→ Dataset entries
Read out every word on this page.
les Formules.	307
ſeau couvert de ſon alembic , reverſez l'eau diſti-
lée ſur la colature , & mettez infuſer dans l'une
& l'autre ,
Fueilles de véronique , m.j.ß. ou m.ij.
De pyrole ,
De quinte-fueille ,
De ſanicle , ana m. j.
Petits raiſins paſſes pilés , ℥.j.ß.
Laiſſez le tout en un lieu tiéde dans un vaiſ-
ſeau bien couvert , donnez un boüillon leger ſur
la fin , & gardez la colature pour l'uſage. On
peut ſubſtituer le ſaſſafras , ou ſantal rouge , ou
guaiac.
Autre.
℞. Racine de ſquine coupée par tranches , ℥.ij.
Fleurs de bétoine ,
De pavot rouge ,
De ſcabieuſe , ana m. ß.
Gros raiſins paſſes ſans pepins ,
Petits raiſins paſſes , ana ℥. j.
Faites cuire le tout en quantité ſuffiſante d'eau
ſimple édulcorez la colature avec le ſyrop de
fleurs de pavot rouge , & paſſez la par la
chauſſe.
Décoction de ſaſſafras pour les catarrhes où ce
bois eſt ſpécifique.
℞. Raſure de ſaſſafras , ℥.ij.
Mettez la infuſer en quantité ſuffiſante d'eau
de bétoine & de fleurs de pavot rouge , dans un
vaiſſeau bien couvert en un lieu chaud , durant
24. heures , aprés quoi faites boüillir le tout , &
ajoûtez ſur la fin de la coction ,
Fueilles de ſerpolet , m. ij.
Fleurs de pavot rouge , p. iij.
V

...

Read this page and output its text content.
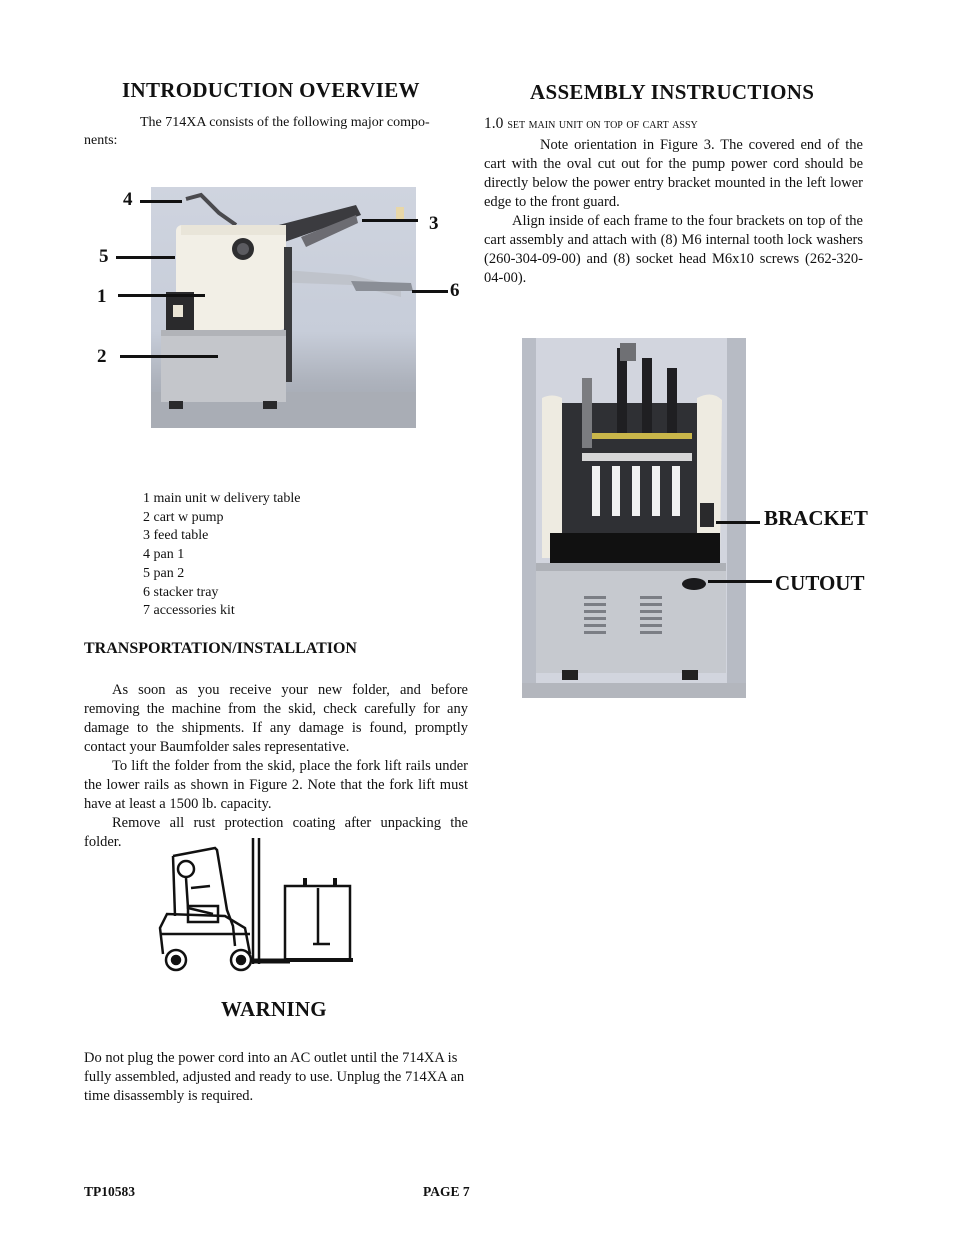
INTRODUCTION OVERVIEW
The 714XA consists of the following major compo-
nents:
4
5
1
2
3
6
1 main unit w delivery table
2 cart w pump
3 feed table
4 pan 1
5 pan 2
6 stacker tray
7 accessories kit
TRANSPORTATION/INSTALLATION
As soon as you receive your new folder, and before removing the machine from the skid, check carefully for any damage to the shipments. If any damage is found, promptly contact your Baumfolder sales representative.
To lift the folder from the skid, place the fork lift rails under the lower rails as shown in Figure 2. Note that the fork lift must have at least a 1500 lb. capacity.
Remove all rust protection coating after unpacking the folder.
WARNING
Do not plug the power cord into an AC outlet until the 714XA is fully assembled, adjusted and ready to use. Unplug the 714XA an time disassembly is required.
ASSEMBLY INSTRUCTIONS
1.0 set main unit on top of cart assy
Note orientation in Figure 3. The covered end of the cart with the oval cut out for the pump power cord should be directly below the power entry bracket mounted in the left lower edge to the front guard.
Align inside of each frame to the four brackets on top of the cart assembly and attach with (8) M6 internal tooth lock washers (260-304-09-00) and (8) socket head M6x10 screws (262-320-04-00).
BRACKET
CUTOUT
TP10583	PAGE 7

→ Stated exercise
Look through the material above and pick out each line holding the word "pavot".

→ Solution
De pavot rouge ,
fleurs de pavot rouge , & paſſez la par la
de bétoine & de fleurs de pavot rouge , dans un
Fleurs de pavot rouge , p. iij.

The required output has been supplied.